*INPUT FOR THIS TASK*:
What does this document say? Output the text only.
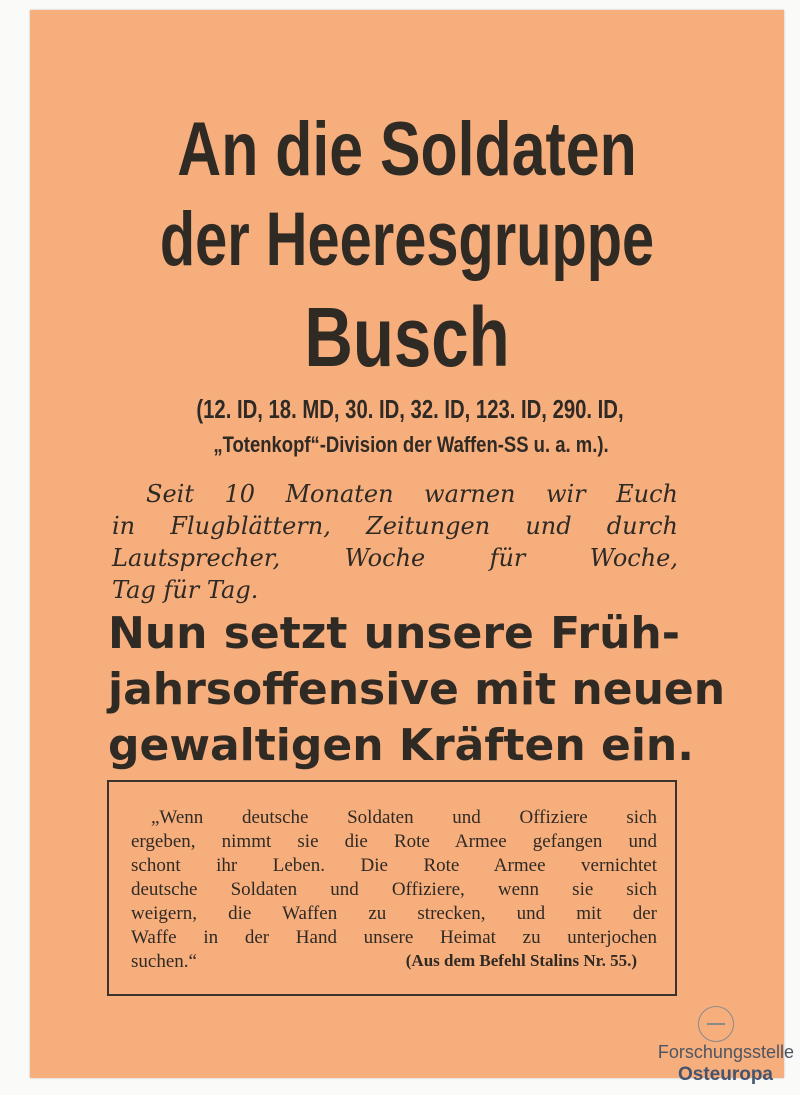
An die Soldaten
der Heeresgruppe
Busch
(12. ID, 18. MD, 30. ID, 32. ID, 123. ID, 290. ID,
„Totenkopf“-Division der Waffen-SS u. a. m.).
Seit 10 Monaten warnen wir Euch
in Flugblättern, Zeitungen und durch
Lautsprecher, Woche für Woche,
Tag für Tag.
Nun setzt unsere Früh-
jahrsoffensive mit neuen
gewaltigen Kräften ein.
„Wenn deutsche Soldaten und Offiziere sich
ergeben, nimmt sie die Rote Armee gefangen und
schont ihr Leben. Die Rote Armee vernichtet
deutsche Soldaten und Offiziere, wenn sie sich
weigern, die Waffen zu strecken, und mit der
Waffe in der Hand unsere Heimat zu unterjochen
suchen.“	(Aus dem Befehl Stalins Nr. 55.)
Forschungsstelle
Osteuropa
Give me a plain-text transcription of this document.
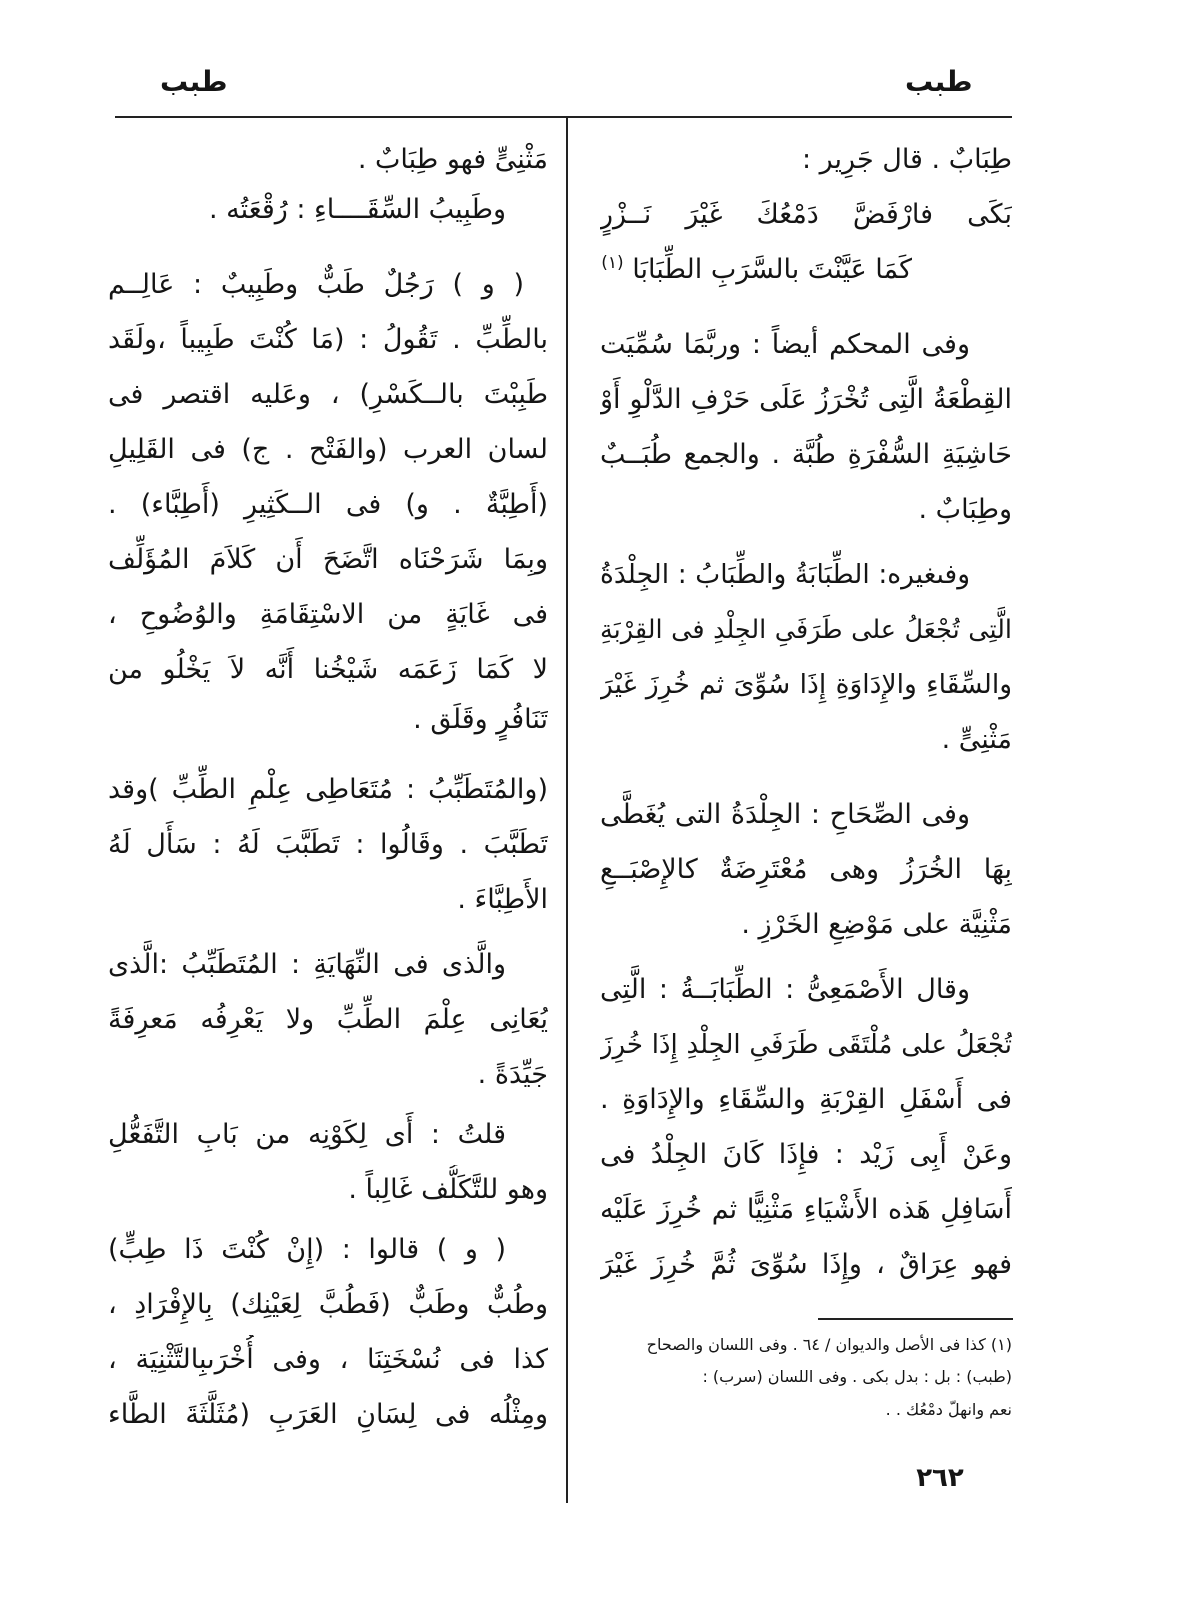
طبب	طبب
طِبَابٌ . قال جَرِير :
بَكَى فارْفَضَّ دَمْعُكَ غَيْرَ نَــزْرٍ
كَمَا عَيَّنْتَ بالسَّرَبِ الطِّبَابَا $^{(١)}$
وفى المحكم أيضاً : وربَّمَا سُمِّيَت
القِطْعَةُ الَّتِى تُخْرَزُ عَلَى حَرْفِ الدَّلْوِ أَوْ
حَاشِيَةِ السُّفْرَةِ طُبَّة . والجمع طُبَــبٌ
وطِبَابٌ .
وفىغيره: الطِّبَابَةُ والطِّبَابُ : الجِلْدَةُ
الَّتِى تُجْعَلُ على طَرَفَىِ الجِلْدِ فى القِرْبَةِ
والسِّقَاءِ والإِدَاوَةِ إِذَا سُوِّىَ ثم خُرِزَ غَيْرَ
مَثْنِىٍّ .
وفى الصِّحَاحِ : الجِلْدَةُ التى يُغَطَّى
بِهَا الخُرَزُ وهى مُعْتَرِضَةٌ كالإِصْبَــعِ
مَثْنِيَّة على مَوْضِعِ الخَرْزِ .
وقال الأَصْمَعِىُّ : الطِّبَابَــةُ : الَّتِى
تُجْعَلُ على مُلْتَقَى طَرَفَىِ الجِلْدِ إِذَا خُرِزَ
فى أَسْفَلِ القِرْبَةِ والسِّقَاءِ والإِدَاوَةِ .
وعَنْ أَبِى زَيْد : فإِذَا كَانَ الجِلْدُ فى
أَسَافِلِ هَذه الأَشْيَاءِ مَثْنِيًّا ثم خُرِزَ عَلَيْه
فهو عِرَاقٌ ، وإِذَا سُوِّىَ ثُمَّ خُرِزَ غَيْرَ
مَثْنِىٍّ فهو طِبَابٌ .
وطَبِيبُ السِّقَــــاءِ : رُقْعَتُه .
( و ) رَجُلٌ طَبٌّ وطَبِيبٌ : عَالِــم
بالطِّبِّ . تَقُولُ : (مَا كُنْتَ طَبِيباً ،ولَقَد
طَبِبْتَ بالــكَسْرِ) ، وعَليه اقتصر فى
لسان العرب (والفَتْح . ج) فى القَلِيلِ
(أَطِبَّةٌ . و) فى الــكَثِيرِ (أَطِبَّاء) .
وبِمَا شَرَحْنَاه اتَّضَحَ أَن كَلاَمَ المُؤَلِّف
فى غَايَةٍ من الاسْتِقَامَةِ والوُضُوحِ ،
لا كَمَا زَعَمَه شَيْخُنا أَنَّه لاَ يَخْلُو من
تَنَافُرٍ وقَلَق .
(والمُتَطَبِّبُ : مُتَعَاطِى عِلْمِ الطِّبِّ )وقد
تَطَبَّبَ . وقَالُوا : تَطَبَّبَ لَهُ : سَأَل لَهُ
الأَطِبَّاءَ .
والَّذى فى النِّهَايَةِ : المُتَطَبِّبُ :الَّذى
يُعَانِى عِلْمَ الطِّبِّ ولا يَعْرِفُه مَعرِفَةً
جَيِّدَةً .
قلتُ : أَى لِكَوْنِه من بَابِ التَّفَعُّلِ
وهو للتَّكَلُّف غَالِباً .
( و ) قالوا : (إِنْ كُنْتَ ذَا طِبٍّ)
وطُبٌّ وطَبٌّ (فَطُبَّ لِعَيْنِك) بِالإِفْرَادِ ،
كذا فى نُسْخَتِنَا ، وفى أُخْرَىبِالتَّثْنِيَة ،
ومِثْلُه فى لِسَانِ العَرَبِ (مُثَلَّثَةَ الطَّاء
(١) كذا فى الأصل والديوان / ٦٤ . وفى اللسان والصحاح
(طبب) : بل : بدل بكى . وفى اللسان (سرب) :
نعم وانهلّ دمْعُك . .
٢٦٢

*YOUR TASK*:
Pull out all lines in the data above that include "اللسان".

*TASK ANSWER*:
(١) كذا فى الأصل والديوان / ٦٤ . وفى اللسان والصحاح
(طبب) : بل : بدل بكى . وفى اللسان (سرب) :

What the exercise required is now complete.